Data items
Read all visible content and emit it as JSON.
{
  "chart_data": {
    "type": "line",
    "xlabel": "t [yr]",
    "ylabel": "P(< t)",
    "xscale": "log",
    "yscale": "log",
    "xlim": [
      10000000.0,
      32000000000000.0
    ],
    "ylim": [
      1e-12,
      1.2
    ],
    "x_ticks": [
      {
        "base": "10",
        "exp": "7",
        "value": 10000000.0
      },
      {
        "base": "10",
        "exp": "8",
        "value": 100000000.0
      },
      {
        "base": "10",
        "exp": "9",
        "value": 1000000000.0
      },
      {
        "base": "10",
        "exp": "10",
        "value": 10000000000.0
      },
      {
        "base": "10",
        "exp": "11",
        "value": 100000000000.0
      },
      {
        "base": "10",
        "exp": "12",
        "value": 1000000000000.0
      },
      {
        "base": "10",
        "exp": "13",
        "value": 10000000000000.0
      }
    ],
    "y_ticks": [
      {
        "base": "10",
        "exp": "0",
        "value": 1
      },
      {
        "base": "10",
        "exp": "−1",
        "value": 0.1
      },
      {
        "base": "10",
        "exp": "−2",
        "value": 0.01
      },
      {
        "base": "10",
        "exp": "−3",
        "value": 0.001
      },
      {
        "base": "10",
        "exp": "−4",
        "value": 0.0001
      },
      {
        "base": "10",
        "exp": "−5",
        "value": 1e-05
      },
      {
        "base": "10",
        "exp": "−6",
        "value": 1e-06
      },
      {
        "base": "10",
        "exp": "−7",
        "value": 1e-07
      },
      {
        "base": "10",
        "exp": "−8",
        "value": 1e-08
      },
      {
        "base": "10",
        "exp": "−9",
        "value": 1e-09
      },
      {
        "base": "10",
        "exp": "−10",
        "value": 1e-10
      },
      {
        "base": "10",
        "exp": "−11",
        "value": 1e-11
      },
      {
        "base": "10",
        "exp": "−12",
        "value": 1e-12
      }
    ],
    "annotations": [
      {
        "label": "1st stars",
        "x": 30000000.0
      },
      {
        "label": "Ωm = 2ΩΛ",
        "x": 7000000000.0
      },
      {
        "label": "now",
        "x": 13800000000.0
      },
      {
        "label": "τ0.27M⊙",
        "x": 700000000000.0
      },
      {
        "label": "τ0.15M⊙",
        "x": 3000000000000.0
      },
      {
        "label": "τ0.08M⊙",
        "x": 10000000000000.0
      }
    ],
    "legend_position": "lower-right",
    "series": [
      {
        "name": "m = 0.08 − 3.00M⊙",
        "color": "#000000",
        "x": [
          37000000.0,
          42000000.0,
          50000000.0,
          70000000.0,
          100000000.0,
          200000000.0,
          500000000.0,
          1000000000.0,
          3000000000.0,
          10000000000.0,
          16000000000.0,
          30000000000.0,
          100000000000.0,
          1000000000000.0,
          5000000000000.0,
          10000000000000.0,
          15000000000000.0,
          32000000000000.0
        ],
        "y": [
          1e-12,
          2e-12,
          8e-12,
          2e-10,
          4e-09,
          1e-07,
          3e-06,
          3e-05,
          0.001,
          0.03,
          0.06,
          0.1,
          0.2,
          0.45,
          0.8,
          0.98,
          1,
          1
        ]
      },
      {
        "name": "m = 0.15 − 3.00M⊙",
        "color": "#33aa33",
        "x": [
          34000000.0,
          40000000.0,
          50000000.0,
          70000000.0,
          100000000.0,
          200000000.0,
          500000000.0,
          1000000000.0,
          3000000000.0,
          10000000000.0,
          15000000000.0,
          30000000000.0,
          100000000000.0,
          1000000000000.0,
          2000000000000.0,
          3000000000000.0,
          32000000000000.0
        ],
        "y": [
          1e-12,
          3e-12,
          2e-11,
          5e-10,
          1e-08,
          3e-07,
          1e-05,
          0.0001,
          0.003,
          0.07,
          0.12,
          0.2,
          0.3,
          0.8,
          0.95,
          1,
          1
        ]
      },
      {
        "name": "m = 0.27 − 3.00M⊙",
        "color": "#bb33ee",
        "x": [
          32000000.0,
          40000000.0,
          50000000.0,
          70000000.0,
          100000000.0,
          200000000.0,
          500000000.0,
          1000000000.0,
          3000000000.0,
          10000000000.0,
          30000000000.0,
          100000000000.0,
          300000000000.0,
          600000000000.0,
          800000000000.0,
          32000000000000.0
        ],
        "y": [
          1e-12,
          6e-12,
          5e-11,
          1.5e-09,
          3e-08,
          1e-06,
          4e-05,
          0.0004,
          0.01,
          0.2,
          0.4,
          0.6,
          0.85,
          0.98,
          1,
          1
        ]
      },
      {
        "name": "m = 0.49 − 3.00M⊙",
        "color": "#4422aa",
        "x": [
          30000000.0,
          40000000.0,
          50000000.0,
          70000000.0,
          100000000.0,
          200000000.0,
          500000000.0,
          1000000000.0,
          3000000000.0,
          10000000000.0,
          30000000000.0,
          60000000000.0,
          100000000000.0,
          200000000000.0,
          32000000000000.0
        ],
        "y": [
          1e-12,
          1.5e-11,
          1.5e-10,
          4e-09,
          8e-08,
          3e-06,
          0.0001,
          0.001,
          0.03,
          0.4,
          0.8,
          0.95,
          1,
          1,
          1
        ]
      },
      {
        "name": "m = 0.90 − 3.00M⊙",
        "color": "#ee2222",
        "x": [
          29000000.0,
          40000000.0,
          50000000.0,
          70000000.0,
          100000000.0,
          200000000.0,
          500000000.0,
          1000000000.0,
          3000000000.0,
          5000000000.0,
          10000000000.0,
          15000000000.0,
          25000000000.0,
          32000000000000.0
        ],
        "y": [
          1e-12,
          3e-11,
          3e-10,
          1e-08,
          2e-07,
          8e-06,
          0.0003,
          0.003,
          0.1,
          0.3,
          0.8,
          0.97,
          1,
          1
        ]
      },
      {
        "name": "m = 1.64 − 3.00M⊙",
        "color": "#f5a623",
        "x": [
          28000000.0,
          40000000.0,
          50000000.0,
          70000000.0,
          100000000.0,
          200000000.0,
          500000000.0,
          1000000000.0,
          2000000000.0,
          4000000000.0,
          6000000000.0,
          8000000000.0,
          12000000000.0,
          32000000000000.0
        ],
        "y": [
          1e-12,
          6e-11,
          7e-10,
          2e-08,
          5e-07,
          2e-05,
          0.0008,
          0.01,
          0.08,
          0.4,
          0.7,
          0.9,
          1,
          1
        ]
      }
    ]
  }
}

Problem
Count how many lines hold the string "color" and give that number alone.

Correct result
6